## [What to produce]
Your answer should be a single number: the count of lines that hold the word "Delphi".

-- start Task data --

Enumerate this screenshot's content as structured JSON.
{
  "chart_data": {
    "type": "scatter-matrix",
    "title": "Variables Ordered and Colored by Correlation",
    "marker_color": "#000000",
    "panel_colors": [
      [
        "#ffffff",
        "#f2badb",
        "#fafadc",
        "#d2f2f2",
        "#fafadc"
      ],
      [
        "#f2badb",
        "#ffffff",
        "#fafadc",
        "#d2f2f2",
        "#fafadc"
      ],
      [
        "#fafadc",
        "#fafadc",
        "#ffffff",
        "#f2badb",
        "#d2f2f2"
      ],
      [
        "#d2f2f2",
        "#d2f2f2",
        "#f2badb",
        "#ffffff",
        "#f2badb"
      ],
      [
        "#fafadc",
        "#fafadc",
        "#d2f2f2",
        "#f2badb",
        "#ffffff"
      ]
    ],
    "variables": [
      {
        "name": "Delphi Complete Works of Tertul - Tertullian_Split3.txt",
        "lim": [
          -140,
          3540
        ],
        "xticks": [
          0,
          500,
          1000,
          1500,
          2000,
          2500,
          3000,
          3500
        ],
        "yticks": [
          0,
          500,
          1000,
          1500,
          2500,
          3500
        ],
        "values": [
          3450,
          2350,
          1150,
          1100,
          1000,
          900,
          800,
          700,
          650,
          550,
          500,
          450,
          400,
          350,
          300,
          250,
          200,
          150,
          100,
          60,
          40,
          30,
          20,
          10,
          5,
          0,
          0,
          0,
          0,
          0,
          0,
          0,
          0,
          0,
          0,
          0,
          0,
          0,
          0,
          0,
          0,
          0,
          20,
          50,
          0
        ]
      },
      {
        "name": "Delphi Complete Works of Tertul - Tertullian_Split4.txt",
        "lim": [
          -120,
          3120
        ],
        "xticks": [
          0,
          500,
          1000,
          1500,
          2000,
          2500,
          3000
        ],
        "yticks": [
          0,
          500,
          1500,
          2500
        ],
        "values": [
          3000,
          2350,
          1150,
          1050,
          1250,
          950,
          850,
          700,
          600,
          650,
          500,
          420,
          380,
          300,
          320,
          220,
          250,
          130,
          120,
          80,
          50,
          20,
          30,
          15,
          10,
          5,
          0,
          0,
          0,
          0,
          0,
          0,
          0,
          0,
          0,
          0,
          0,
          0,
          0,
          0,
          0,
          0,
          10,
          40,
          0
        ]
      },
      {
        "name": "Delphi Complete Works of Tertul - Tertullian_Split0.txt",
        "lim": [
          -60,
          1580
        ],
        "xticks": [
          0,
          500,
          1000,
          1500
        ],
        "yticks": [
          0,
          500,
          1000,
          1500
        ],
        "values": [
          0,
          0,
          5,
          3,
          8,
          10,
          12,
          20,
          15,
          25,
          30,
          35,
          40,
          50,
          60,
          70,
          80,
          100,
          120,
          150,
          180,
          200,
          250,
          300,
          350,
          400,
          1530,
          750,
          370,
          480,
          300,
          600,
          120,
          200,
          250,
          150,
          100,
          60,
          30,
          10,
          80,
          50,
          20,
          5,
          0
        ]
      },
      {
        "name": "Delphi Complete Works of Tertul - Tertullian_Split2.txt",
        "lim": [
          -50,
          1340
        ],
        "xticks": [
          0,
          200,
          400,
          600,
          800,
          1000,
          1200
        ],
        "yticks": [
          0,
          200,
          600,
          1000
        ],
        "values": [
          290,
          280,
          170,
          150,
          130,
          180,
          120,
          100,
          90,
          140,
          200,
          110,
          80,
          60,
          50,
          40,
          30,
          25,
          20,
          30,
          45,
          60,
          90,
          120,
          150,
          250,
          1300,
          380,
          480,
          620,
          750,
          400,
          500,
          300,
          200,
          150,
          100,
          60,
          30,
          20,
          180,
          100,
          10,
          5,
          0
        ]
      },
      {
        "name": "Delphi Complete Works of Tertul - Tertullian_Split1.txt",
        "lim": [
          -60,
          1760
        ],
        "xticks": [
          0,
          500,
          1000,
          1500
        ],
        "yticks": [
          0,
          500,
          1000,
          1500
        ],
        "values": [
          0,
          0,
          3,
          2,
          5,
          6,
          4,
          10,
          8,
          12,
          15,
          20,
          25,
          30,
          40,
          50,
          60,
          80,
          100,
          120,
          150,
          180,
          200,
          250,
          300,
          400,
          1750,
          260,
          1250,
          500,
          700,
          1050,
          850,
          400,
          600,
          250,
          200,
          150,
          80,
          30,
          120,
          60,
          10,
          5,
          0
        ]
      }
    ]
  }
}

-- end Task data --
-- start Task data --

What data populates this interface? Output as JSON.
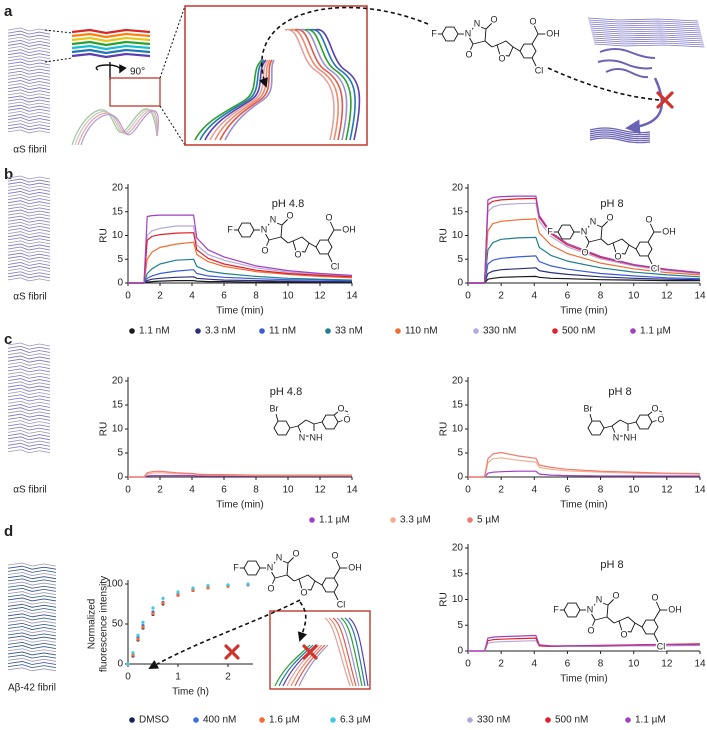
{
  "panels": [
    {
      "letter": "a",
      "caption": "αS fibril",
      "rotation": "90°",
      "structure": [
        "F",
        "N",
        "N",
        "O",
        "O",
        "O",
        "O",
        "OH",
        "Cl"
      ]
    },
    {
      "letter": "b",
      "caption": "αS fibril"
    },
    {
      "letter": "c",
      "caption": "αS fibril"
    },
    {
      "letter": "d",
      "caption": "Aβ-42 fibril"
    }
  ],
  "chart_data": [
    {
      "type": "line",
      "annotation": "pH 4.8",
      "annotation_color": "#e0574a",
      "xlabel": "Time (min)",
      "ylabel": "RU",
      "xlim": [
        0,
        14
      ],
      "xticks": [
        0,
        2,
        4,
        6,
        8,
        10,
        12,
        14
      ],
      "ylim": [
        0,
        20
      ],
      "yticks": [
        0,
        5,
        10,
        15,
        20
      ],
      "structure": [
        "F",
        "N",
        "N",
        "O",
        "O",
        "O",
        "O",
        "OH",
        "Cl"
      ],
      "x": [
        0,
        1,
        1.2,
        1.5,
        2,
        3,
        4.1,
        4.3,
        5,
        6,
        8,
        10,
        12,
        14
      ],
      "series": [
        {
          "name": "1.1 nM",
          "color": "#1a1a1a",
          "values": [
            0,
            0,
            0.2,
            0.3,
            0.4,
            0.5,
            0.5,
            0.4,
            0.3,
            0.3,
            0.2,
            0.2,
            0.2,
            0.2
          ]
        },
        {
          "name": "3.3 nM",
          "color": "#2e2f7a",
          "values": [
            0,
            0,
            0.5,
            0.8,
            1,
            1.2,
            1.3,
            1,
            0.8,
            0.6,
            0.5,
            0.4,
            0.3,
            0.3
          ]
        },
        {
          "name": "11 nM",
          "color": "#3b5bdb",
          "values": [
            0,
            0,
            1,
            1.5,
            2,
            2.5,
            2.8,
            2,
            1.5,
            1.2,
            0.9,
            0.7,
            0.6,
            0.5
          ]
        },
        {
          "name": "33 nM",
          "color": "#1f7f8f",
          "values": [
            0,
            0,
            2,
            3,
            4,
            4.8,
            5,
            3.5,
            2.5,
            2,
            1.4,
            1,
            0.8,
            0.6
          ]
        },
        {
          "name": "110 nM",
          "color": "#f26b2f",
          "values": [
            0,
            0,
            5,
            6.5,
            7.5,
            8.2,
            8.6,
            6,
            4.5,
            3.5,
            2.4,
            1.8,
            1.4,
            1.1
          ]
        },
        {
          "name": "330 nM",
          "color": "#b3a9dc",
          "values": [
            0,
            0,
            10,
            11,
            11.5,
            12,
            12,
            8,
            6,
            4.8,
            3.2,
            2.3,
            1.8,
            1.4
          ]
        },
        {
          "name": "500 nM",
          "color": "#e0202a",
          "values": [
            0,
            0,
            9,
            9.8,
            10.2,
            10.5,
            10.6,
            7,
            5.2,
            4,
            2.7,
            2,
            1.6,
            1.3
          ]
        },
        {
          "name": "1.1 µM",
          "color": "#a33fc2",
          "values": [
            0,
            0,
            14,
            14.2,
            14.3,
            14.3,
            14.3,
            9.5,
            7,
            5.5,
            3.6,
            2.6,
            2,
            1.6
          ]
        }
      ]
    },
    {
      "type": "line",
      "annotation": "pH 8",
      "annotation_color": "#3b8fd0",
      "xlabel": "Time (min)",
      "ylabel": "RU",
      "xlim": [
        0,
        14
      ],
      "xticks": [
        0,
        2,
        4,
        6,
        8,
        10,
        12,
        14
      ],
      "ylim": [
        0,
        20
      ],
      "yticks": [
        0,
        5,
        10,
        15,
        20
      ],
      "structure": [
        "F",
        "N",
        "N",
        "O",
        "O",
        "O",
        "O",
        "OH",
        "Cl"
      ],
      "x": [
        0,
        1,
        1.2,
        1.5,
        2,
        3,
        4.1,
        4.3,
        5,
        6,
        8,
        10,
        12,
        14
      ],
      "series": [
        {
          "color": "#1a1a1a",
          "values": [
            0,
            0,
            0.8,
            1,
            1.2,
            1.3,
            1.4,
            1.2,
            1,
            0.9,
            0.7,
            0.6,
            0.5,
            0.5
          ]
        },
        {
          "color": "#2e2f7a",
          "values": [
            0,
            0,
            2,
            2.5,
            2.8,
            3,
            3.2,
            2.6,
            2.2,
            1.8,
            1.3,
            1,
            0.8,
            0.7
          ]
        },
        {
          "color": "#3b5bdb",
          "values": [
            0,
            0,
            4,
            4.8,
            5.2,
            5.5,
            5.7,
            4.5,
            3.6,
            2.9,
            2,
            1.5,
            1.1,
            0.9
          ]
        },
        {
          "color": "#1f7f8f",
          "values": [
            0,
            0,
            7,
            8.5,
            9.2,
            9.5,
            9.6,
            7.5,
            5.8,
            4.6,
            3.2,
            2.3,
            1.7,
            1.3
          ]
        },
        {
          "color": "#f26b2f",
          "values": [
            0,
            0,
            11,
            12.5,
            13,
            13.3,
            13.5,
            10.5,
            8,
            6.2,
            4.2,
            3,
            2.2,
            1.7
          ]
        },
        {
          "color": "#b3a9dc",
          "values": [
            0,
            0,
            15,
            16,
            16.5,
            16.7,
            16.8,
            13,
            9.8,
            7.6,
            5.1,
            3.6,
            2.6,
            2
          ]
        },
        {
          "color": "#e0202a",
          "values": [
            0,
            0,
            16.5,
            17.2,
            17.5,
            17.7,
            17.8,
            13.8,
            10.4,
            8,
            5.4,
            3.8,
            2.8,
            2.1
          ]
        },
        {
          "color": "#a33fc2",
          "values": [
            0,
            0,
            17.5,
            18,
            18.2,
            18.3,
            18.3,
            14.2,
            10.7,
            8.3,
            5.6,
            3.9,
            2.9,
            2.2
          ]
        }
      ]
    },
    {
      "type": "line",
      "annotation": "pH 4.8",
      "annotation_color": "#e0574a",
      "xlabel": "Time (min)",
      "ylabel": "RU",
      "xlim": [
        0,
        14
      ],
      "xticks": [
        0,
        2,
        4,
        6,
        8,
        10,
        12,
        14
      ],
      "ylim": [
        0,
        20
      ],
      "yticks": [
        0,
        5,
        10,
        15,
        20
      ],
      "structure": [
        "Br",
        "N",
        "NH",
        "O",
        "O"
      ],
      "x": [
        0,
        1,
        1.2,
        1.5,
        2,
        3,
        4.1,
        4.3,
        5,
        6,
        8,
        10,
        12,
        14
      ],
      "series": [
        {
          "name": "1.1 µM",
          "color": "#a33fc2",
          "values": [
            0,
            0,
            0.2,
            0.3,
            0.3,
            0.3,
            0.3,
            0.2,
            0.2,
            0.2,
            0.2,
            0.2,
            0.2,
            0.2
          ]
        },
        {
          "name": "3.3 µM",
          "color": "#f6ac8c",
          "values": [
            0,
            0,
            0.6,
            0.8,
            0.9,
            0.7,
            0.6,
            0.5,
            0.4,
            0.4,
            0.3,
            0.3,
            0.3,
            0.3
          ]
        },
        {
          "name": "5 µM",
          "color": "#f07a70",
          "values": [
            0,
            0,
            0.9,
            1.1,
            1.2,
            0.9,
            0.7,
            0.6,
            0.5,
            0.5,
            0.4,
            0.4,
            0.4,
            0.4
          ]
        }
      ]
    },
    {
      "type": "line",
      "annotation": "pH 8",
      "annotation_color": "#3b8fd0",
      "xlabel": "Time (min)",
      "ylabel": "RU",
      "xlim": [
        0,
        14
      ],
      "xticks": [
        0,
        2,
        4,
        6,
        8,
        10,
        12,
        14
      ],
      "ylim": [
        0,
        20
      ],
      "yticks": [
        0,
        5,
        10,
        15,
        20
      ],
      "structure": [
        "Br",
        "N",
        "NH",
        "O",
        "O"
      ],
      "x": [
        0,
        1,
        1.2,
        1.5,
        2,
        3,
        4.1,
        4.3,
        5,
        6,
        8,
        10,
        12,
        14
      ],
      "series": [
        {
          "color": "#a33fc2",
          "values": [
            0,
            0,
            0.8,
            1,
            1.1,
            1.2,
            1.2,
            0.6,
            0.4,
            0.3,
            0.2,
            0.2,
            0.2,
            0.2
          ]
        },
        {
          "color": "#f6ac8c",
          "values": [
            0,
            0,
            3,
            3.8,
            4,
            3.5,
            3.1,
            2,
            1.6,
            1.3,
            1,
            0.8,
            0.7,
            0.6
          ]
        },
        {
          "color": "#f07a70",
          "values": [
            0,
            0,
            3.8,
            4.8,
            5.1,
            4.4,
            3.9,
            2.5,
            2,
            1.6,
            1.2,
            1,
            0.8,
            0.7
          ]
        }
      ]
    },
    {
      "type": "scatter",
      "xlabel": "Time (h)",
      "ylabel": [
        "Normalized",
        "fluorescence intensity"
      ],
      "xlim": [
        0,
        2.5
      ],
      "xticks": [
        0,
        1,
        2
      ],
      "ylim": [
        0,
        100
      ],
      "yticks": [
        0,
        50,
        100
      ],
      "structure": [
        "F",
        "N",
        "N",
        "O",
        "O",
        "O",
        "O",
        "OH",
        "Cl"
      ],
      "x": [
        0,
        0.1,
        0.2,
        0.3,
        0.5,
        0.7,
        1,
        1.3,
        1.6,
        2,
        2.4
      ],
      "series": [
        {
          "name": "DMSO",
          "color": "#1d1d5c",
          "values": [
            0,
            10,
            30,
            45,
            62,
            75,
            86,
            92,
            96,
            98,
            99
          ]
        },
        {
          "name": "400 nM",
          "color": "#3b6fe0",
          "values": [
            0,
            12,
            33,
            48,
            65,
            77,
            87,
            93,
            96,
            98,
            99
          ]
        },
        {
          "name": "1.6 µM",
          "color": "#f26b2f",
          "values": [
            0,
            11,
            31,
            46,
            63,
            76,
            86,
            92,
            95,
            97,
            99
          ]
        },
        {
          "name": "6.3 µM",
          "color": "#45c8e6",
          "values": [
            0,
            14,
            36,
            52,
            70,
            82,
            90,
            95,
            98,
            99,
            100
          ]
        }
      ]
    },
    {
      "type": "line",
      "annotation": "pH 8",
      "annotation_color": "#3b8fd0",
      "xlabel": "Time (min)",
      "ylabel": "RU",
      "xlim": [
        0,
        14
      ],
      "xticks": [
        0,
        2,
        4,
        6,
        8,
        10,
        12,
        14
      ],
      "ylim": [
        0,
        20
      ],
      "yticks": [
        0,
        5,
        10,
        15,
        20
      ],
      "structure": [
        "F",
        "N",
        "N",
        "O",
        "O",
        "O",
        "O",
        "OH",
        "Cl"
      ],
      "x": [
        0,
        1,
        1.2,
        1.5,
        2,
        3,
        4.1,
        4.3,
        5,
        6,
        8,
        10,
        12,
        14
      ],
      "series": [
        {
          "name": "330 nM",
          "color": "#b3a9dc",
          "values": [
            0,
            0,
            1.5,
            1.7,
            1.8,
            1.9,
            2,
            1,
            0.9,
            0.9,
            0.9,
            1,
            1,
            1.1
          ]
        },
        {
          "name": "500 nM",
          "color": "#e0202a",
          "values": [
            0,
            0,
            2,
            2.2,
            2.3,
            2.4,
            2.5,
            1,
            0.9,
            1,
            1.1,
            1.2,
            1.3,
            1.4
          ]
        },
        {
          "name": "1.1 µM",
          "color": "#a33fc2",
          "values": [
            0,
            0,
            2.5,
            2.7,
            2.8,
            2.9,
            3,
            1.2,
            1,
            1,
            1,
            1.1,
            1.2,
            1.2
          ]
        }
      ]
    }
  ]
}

-- end Task data --

## [Solution]
5